_Brief_. Look at the entries below and reproduce them exactly.

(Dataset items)
_ _ _
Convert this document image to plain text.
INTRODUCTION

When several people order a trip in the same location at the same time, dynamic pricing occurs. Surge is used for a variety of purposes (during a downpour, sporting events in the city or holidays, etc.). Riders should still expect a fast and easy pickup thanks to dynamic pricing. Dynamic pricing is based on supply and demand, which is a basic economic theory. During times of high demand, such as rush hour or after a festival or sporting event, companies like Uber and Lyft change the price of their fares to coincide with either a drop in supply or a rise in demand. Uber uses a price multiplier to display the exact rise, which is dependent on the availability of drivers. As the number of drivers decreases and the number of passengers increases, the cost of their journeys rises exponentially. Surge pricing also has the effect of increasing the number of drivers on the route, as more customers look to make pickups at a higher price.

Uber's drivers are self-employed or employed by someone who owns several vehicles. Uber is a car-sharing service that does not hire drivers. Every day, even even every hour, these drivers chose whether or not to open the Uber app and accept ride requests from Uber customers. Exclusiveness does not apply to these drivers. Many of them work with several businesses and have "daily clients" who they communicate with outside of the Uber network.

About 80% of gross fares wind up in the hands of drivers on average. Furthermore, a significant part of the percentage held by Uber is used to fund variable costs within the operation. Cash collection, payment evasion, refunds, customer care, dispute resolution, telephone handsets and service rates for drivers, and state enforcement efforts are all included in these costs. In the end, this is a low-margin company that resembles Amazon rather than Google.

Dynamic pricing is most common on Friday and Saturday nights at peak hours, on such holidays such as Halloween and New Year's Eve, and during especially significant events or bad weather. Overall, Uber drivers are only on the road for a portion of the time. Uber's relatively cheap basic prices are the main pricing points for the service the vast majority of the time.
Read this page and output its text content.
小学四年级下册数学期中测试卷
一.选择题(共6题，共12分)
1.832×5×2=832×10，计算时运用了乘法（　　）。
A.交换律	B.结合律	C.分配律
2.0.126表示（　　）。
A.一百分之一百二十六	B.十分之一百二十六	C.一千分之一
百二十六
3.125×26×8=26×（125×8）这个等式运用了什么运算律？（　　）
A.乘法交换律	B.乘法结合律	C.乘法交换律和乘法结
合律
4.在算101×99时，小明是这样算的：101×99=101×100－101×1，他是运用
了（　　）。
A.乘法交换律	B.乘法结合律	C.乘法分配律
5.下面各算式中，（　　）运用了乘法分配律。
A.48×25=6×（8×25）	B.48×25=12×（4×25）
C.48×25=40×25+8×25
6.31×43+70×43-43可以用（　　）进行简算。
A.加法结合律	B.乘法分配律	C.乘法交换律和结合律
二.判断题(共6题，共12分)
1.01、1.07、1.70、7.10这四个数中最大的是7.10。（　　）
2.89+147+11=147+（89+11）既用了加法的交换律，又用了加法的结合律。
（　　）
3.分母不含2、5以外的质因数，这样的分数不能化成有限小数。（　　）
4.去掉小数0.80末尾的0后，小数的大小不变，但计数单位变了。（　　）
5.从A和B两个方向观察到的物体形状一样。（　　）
_ _ _
_Full output_.
Convert this document image to plain text.
INTRODUCTION

When several people order a trip in the same location at the same time, dynamic pricing occurs. Surge is used for a variety of purposes (during a downpour, sporting events in the city or holidays, etc.). Riders should still expect a fast and easy pickup thanks to dynamic pricing. Dynamic pricing is based on supply and demand, which is a basic economic theory. During times of high demand, such as rush hour or after a festival or sporting event, companies like Uber and Lyft change the price of their fares to coincide with either a drop in supply or a rise in demand. Uber uses a price multiplier to display the exact rise, which is dependent on the availability of drivers. As the number of drivers decreases and the number of passengers increases, the cost of their journeys rises exponentially. Surge pricing also has the effect of increasing the number of drivers on the route, as more customers look to make pickups at a higher price.

Uber's drivers are self-employed or employed by someone who owns several vehicles. Uber is a car-sharing service that does not hire drivers. Every day, even even every hour, these drivers chose whether or not to open the Uber app and accept ride requests from Uber customers. Exclusiveness does not apply to these drivers. Many of them work with several businesses and have "daily clients" who they communicate with outside of the Uber network.

About 80% of gross fares wind up in the hands of drivers on average. Furthermore, a significant part of the percentage held by Uber is used to fund variable costs within the operation. Cash collection, payment evasion, refunds, customer care, dispute resolution, telephone handsets and service rates for drivers, and state enforcement efforts are all included in these costs. In the end, this is a low-margin company that resembles Amazon rather than Google.

Dynamic pricing is most common on Friday and Saturday nights at peak hours, on such holidays such as Halloween and New Year's Eve, and during especially significant events or bad weather. Overall, Uber drivers are only on the road for a portion of the time. Uber's relatively cheap basic prices are the main pricing points for the service the vast majority of the time.
Read this page and output its text content.
小学四年级下册数学期中测试卷
一.选择题(共6题，共12分)
1.832×5×2=832×10，计算时运用了乘法（　　）。
A.交换律	B.结合律	C.分配律
2.0.126表示（　　）。
A.一百分之一百二十六	B.十分之一百二十六	C.一千分之一
百二十六
3.125×26×8=26×（125×8）这个等式运用了什么运算律？（　　）
A.乘法交换律	B.乘法结合律	C.乘法交换律和乘法结
合律
4.在算101×99时，小明是这样算的：101×99=101×100－101×1，他是运用
了（　　）。
A.乘法交换律	B.乘法结合律	C.乘法分配律
5.下面各算式中，（　　）运用了乘法分配律。
A.48×25=6×（8×25）	B.48×25=12×（4×25）
C.48×25=40×25+8×25
6.31×43+70×43-43可以用（　　）进行简算。
A.加法结合律	B.乘法分配律	C.乘法交换律和结合律
二.判断题(共6题，共12分)
1.01、1.07、1.70、7.10这四个数中最大的是7.10。（　　）
2.89+147+11=147+（89+11）既用了加法的交换律，又用了加法的结合律。
（　　）
3.分母不含2、5以外的质因数，这样的分数不能化成有限小数。（　　）
4.去掉小数0.80末尾的0后，小数的大小不变，但计数单位变了。（　　）
5.从A和B两个方向观察到的物体形状一样。（　　）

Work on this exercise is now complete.